## REQUIRED TASK
Copy out all lines carrying the word "document".

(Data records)
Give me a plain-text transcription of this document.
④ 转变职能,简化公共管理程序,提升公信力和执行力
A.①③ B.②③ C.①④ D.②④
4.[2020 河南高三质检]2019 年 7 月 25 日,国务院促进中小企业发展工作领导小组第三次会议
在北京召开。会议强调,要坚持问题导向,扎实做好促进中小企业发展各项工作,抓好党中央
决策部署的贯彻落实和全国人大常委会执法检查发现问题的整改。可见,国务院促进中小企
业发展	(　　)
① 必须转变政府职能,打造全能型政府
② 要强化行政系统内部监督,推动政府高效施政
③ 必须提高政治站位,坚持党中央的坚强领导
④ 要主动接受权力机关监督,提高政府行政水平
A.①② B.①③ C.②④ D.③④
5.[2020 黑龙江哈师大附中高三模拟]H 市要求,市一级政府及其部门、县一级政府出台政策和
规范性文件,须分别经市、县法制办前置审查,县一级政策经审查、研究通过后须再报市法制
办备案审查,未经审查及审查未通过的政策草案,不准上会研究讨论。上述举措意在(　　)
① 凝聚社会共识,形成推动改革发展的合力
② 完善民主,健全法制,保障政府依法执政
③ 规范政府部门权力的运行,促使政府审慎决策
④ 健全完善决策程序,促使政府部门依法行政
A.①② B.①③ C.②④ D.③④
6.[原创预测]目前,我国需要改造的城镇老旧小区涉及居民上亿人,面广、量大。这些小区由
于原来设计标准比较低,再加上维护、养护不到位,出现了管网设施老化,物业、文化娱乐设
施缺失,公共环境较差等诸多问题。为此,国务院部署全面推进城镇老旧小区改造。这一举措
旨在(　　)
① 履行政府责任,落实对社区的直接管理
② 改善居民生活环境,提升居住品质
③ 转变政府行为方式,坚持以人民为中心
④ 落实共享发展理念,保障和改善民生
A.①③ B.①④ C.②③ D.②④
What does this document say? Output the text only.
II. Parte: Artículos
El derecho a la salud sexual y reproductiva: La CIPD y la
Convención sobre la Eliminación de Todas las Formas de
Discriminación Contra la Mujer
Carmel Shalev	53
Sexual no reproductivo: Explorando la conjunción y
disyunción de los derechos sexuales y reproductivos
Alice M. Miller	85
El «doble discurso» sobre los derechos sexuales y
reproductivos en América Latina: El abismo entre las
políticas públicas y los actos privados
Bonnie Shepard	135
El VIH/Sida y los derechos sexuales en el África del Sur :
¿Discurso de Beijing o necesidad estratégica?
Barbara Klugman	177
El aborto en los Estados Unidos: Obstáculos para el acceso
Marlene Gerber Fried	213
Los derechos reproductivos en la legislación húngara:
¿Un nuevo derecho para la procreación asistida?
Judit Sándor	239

## SOLUTION
Give me a plain-text transcription of this document.
What does this document say? Output the text only.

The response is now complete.